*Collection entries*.

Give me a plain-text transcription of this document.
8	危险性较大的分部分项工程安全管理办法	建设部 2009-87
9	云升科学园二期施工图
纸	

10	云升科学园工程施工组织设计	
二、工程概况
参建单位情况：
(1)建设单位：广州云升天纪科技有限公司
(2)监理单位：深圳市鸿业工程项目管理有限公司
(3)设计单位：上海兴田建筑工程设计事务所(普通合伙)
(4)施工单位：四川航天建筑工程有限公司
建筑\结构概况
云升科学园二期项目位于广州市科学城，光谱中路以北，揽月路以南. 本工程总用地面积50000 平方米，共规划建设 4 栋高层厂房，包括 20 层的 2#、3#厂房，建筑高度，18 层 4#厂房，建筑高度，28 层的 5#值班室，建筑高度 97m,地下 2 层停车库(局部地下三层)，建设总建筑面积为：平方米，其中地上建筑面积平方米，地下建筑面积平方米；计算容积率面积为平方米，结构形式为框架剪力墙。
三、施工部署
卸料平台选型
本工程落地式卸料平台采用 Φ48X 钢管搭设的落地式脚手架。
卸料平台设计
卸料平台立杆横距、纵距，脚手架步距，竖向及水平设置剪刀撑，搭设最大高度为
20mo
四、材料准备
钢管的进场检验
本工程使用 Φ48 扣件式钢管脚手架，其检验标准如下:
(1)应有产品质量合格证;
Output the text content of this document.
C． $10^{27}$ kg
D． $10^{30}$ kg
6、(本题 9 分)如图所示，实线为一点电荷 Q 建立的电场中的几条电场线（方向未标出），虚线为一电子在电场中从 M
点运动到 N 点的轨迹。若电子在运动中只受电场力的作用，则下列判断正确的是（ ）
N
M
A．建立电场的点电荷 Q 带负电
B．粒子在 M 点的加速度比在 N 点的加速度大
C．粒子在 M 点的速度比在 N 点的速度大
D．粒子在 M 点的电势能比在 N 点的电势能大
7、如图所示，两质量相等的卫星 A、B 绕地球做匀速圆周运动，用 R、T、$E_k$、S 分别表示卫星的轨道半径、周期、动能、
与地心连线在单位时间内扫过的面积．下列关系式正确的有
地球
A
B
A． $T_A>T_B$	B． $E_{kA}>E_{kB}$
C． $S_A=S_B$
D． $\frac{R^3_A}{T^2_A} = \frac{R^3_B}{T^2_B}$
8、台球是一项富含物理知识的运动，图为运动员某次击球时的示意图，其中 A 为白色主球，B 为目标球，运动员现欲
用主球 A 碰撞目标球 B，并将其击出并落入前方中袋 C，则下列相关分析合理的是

...

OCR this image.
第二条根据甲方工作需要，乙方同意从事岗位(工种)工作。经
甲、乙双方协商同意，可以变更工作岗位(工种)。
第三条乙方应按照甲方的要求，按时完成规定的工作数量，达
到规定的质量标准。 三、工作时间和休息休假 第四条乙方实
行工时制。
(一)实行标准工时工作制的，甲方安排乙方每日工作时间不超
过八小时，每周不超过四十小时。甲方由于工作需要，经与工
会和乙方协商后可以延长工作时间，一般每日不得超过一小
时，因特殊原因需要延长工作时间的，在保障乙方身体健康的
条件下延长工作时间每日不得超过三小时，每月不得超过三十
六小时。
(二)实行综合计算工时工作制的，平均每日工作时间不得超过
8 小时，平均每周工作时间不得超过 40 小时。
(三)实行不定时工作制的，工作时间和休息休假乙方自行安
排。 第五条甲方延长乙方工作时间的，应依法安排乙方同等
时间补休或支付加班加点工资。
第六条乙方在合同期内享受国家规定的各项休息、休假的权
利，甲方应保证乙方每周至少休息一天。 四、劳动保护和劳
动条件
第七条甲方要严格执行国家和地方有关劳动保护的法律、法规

* * *

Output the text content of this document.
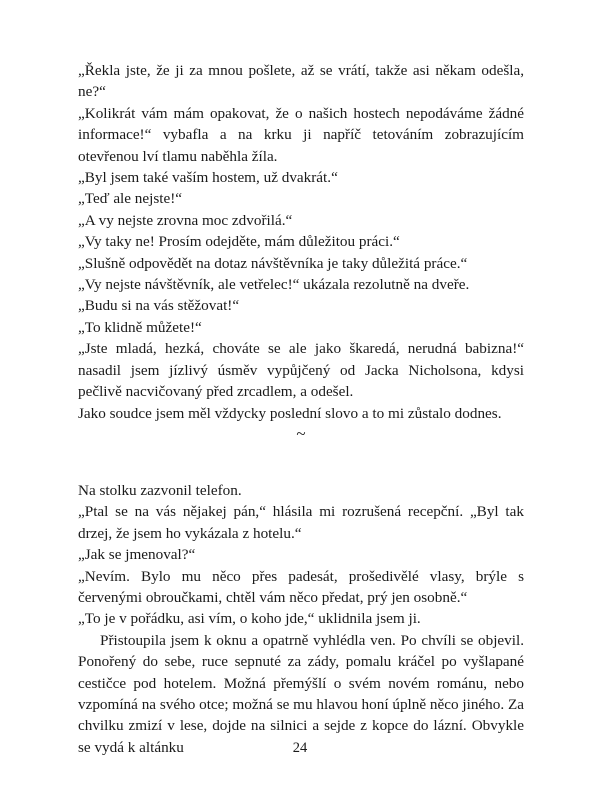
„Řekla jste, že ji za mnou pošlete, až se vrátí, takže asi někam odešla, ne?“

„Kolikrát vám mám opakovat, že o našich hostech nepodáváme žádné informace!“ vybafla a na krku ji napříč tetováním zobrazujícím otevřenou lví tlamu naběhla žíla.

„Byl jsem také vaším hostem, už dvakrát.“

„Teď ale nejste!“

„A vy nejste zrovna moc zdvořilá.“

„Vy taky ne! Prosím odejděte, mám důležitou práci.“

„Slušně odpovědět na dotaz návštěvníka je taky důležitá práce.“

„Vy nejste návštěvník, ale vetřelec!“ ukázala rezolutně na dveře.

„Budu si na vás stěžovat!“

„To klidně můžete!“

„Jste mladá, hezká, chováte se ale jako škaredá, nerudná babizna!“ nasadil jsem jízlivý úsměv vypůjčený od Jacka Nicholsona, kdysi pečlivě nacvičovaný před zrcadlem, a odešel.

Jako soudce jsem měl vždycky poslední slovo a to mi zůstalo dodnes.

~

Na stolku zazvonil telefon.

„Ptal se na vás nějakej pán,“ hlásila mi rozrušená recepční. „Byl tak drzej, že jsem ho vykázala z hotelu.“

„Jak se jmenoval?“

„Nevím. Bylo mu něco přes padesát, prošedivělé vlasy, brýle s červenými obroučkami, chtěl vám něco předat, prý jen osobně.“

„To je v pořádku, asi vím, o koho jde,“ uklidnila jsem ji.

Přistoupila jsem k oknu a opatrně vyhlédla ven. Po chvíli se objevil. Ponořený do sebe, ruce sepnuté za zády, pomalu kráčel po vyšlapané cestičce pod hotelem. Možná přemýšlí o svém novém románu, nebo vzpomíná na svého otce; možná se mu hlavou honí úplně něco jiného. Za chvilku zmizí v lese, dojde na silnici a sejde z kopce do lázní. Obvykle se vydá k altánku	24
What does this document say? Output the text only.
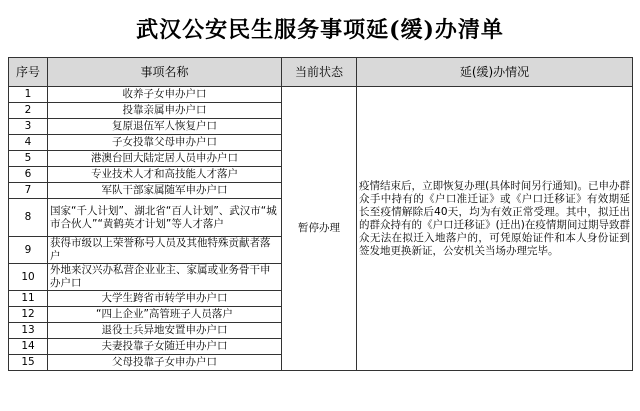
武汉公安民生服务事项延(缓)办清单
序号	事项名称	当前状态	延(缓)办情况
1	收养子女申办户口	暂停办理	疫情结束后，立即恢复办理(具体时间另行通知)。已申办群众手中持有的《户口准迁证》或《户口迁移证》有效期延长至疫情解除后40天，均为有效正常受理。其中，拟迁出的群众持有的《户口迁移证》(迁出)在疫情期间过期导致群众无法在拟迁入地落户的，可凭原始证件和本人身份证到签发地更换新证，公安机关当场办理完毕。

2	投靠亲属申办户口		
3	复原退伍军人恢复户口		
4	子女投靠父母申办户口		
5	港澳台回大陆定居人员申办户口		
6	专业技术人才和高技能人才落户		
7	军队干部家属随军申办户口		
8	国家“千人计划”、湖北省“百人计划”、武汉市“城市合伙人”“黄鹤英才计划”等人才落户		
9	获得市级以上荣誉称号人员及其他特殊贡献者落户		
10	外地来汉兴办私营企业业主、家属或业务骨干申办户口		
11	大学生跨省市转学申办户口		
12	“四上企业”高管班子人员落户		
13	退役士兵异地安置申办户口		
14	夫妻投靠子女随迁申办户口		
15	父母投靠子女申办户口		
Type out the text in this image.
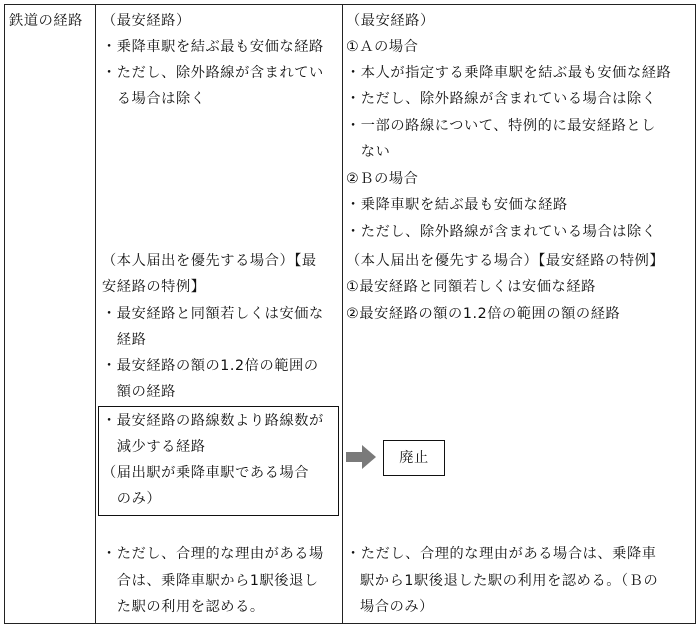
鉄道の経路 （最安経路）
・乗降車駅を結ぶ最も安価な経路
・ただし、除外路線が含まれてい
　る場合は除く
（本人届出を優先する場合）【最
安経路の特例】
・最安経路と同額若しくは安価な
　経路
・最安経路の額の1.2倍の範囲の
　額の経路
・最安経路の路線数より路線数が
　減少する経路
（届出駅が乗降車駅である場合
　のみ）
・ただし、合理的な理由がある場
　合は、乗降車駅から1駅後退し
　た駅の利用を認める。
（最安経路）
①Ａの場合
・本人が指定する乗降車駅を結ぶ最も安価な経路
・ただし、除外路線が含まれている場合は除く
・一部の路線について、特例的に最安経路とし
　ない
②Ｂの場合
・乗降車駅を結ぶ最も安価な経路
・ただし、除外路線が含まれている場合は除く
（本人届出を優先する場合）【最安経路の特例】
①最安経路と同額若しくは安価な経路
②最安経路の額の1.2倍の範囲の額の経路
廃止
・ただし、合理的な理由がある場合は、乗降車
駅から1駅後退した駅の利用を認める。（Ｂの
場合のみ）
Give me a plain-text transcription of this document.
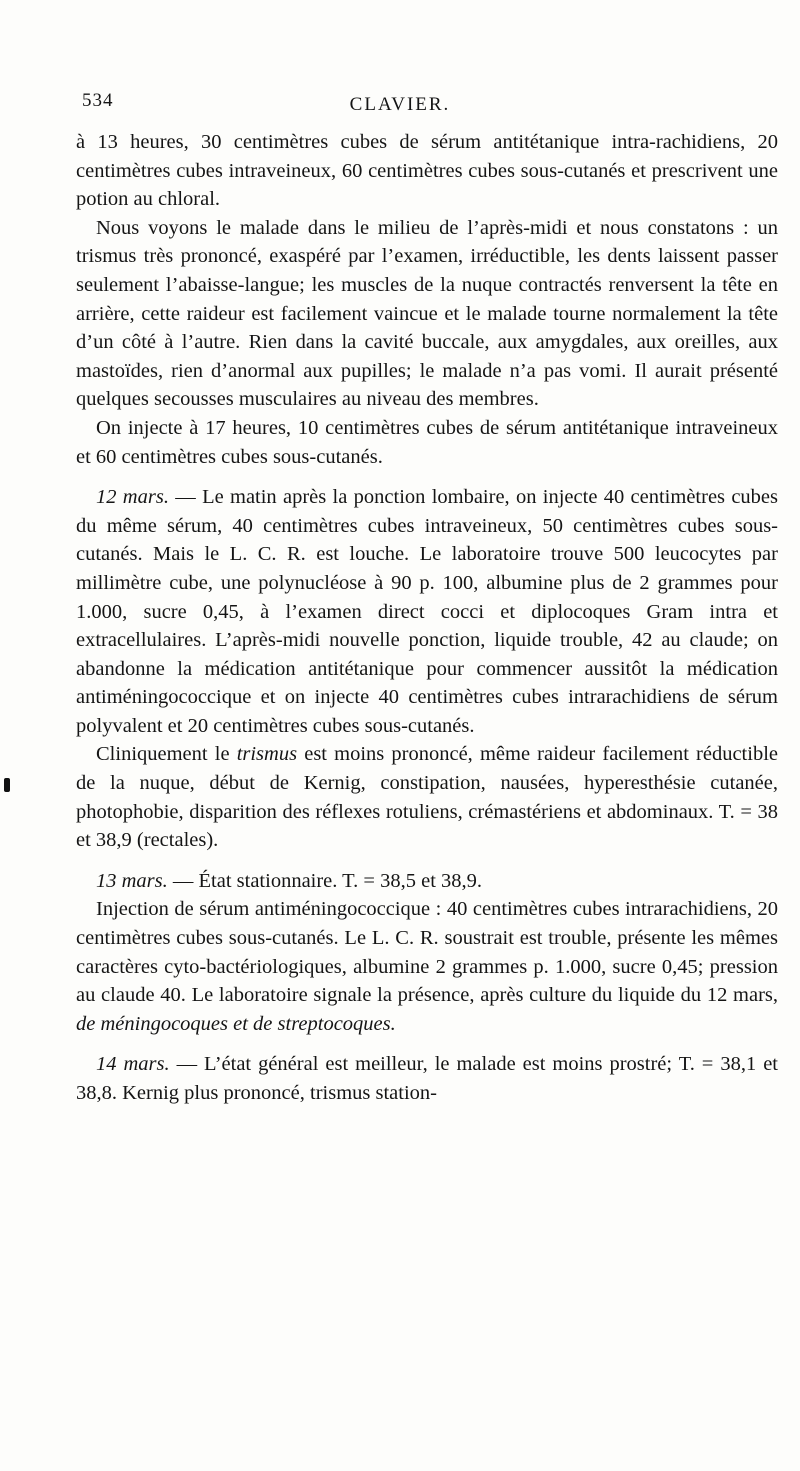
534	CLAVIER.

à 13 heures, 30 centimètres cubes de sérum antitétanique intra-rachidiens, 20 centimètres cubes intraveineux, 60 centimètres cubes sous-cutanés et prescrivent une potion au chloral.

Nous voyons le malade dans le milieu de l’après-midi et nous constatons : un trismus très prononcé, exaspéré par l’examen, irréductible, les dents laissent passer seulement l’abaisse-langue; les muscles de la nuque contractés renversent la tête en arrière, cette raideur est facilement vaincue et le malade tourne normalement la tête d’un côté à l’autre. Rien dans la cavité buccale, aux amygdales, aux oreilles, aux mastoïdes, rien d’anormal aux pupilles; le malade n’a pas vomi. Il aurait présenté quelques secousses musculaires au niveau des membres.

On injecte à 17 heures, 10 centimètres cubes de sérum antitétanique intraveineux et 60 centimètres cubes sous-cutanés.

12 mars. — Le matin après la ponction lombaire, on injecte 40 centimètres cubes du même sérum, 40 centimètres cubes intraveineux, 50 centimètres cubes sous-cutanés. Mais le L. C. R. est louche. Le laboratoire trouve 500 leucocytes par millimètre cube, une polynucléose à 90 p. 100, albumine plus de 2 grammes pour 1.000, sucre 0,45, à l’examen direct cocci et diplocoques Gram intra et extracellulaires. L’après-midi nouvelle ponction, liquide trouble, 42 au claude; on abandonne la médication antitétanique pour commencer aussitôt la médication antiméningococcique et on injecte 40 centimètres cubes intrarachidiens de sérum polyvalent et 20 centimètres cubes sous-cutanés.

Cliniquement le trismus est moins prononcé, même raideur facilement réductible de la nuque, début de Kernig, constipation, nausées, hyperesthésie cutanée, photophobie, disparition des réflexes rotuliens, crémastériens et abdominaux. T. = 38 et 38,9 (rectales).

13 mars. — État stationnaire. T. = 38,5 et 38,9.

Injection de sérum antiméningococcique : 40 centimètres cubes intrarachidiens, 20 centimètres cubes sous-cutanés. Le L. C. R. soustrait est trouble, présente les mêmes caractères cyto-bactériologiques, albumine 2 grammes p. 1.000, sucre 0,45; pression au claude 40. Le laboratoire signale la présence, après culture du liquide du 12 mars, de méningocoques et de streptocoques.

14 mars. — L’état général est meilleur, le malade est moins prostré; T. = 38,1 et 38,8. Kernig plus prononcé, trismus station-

*Stated problem*.
Pick out the lines that contain "nejste" and copy them.

*Worked answer*.
„Teď ale nejste!“
„A vy nejste zrovna moc zdvořilá.“
„Vy nejste návštěvník, ale vetřelec!“ ukázala rezolutně na dveře.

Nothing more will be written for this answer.